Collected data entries
╭──
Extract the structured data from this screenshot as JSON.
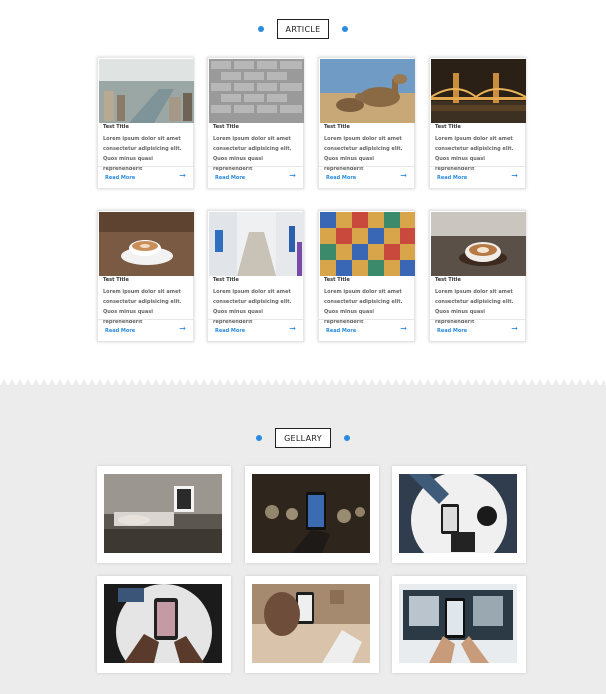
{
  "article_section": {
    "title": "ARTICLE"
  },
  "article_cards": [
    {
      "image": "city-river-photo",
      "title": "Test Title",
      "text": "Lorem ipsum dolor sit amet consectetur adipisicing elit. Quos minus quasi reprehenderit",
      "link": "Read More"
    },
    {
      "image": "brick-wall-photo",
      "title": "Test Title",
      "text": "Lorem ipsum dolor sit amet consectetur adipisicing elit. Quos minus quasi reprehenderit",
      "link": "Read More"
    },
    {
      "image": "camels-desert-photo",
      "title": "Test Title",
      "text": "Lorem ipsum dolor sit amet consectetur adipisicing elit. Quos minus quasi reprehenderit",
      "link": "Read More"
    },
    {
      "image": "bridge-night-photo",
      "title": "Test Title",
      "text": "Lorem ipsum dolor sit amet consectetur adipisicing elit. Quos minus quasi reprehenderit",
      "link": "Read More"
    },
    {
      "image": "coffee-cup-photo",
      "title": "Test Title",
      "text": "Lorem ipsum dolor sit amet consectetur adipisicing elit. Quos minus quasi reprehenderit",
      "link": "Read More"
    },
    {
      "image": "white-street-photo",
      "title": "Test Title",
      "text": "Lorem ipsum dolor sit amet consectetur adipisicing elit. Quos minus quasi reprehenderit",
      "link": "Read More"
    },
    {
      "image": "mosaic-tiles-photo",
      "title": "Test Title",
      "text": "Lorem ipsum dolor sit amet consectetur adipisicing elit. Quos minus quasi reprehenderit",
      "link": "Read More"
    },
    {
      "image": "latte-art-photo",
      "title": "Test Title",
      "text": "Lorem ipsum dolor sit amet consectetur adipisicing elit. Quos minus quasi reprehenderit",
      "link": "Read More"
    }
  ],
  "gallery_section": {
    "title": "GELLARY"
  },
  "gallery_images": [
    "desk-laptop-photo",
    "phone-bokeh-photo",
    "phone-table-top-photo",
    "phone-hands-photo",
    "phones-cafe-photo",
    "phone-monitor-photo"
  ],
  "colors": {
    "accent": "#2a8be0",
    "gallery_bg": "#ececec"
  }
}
╰──
╭──
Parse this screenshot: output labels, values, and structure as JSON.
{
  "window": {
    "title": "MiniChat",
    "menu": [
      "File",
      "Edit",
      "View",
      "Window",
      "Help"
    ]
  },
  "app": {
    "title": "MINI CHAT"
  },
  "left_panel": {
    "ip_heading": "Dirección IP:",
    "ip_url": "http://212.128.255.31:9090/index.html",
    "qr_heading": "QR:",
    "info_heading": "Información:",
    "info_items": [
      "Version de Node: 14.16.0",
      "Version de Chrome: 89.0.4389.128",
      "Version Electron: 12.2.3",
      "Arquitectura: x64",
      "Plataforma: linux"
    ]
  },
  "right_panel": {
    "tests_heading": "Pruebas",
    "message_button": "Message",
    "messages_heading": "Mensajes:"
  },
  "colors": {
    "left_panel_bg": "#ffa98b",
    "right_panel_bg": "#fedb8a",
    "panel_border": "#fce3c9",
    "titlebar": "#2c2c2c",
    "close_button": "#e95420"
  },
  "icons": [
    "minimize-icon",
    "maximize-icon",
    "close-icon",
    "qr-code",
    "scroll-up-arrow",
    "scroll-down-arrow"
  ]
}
╰──
Pull every line holding "screenshot" out of the records.

### PROBLEM SOLUTION
Extract the structured data from this screenshot as JSON.
Parse this screenshot: output labels, values, and structure as JSON.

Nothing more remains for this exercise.